JOB 1: Summarize the passage about Miguel Cabrera's 2017 season in two sentences.
JOB 2: According to the passage about Miguel Cabrera, how did he hurt his back?

GIVEN PASSAGE:
>> start

The 2017 season was a nightmare for Miguel Cabrera. Some of that nightmare was his own making, which I won’t go into here. I’ve never been a sportswriter who felt my job was to drudge up an athlete’s personal off-field life.
But Cabrera also suffered at the hands of fate: he hurt his back while playing for Venezuela during the World Baseball Classic. The injury was more severe than he (or the Tigers) let on and it bothered him all season. Cabrera played in a lot of pain last season, he had a difficult time getting his bat through the strike zone on fastballs and opposing pitchers realized he couldn’t get out on the edge of the plate at all and took advantage.
As a result of his injury and the off-field problems that surely wore on him mentally, Miggy had his worst season as a professional, as his power and plate coverage plummeted. He was uncomfortable on the diamond, but he gamely fought through his pain to play in 130 games. Cabrera has always believed it’s his job to play baseball, even if he’s not 100 percent. Faults he may have, but Miggy thinks he should earn his multi-multi-multi-millions in uniform. His OPS dove from 956 in 2016 (near his career average) to just 728 last season. The team mercilessly shut him down with a week to go in the season. He had hit only three homers since late July.

>> end

[Data entries]
>> start

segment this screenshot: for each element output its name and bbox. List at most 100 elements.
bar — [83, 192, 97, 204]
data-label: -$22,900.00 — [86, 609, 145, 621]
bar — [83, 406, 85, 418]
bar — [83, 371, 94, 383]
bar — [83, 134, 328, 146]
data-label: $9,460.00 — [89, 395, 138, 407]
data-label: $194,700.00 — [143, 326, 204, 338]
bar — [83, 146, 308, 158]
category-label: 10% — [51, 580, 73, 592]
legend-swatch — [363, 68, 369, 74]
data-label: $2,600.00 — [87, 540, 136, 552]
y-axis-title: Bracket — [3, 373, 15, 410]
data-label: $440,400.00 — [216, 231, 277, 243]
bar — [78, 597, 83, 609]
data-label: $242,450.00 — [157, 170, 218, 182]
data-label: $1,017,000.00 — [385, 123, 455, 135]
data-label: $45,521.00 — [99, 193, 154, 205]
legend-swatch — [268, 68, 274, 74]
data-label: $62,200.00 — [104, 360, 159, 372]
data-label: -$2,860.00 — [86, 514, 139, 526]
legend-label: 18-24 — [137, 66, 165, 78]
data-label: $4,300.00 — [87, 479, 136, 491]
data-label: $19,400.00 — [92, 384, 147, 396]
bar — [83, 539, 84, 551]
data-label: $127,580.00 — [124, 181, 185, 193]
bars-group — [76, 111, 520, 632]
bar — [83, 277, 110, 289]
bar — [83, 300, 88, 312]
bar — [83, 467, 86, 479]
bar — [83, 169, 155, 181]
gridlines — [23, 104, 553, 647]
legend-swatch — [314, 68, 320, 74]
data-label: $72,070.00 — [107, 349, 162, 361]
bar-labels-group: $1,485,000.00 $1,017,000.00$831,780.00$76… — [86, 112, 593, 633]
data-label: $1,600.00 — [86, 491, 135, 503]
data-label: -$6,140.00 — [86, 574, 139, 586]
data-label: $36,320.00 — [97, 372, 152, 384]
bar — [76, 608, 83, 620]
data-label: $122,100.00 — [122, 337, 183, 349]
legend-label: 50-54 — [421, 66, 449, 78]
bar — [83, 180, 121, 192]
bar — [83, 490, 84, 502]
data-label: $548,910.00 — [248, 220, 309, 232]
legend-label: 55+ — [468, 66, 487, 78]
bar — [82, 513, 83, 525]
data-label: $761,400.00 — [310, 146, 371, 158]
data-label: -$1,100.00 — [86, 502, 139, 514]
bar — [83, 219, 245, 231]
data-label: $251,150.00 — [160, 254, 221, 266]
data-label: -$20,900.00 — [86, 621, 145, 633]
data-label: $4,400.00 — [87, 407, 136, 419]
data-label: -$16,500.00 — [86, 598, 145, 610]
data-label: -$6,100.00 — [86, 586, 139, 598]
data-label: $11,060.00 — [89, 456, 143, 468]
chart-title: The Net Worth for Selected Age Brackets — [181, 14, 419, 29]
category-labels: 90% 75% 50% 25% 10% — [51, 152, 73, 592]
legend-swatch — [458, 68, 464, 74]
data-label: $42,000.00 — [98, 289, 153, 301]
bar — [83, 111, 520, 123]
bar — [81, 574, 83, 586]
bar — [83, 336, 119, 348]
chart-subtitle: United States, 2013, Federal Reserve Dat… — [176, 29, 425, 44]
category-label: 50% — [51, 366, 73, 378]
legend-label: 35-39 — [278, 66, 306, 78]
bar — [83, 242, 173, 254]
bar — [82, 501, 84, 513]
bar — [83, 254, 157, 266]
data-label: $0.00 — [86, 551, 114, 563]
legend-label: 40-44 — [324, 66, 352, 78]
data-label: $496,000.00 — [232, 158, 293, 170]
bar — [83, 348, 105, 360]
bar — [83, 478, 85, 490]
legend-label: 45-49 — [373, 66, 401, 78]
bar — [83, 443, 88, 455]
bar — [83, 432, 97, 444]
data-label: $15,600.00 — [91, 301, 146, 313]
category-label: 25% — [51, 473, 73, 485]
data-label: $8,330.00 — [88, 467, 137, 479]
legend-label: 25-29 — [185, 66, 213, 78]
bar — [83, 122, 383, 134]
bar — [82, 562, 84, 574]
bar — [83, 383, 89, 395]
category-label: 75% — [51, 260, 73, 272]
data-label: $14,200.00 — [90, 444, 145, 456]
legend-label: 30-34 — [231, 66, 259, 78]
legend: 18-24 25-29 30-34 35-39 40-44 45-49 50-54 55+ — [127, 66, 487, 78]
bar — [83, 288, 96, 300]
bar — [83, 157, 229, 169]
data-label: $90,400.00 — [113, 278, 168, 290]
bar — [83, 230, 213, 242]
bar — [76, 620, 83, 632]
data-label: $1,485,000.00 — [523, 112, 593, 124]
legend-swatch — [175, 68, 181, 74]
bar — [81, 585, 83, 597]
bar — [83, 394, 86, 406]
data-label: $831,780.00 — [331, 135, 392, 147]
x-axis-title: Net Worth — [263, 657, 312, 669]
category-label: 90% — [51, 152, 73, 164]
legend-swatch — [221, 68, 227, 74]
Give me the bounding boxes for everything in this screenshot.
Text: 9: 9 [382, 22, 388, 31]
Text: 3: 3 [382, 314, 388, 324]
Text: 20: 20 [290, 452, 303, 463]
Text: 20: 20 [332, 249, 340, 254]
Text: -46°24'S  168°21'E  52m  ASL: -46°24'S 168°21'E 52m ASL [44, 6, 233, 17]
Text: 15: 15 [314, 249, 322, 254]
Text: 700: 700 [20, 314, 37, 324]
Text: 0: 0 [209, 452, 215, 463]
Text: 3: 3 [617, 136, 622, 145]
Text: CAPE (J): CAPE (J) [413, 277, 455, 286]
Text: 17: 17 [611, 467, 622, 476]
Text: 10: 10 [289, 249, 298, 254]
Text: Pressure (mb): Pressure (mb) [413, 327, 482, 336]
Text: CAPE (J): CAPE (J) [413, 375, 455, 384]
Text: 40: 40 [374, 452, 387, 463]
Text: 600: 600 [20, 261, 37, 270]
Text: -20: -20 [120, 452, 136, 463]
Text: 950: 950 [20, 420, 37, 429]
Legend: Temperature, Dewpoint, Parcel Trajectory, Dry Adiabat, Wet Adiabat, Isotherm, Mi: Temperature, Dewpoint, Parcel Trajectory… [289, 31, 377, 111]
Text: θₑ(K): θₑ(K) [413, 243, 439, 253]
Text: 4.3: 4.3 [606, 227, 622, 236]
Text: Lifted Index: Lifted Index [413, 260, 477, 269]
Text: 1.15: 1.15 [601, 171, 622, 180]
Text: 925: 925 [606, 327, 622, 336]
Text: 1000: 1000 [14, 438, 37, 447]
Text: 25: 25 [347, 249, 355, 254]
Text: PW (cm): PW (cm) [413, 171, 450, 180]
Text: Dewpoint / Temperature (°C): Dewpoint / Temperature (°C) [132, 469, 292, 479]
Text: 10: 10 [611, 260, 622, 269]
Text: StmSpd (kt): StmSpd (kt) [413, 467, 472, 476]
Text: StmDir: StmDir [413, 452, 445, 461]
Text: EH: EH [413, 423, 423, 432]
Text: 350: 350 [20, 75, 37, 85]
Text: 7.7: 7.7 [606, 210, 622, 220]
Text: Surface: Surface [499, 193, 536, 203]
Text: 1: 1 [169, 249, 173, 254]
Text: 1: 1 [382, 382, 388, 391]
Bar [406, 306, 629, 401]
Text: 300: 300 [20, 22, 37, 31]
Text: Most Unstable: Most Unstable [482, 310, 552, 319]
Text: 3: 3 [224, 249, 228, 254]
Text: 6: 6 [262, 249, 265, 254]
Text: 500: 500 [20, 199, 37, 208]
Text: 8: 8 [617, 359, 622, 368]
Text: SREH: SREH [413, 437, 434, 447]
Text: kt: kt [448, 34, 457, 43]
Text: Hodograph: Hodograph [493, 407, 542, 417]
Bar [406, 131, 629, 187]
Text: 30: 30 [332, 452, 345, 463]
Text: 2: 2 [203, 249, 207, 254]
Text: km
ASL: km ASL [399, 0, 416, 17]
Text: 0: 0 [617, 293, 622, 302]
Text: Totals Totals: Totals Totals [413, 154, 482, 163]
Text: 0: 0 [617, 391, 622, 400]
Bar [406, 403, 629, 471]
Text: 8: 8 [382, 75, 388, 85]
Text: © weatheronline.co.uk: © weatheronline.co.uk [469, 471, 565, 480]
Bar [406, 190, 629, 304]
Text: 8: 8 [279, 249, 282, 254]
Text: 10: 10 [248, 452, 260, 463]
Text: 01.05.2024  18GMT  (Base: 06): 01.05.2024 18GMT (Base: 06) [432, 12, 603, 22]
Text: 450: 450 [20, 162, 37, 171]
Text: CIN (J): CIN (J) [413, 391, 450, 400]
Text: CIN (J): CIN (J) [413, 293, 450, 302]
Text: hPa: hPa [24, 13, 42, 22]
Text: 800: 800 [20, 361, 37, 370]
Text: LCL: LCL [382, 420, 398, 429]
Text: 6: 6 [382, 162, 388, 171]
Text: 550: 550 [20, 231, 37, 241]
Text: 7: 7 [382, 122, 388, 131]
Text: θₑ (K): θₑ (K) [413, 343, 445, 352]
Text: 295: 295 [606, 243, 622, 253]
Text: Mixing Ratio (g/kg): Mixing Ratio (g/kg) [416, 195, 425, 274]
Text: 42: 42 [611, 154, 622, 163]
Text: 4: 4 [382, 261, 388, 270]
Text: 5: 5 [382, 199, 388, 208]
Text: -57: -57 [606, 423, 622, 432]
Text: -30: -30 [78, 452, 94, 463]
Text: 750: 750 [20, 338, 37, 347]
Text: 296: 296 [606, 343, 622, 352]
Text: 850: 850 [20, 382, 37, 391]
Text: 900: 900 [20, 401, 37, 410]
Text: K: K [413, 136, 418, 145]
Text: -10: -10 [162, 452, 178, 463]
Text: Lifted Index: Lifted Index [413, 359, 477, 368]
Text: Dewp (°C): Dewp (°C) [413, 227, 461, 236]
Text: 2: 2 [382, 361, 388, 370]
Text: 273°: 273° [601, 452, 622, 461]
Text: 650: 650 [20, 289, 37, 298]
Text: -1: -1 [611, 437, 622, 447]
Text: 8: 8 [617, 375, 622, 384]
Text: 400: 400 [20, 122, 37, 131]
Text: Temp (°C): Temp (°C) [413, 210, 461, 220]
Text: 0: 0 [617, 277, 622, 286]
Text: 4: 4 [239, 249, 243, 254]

>> end

EXERCISE RESULT 1: Miguel Cabrera hurt his back playing for Venezuela during the World Baseball Classic, and the injury, more severe than he or the Tigers let on, bothered him all season and kept him from covering the edge of the plate. Together with off-field problems, it produced his worst season as a professional: he fought through the pain to play 130 games, but his OPS fell from 956 in 2016 to 728, and the team shut him down with a week to go.

EXERCISE RESULT 2: He hurt it while playing for Venezuela during the World Baseball Classic.